SHORT PROBLEM —
Locate every line in the records below that contains the word "连接EF", and copy each one.

· · · ·

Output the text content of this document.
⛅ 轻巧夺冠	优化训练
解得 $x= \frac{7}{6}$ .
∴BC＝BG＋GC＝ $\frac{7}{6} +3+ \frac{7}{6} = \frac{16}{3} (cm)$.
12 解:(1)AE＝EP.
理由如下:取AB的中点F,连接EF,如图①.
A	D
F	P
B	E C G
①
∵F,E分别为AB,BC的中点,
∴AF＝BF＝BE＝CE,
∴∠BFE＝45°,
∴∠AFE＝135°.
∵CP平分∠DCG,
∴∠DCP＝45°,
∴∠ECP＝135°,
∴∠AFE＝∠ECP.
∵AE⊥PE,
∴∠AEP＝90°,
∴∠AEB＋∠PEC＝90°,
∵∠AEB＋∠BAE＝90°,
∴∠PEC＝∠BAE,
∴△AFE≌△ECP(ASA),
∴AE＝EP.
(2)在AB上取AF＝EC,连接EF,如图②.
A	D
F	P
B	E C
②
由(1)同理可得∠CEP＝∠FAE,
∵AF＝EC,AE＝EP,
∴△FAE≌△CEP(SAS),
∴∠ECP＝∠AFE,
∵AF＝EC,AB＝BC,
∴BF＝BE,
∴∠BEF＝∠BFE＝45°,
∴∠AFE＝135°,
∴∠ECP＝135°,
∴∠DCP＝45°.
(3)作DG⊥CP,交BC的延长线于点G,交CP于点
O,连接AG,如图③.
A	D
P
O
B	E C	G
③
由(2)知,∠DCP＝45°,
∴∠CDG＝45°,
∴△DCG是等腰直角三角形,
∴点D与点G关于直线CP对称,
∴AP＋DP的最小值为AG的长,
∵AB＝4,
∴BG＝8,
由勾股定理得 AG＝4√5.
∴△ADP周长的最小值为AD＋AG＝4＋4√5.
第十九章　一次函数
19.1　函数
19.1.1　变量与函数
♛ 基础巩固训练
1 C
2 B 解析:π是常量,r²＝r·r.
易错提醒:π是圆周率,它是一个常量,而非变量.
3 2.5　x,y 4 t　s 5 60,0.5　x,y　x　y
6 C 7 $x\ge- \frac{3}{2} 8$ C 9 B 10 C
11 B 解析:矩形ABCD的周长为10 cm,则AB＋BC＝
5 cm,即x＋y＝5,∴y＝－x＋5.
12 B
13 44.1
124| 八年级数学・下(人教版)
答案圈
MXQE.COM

· · · ·

CORRECT RESPONSE —
理由如下:取AB的中点F,连接EF,如图①.
(2)在AB上取AF＝EC,连接EF,如图②.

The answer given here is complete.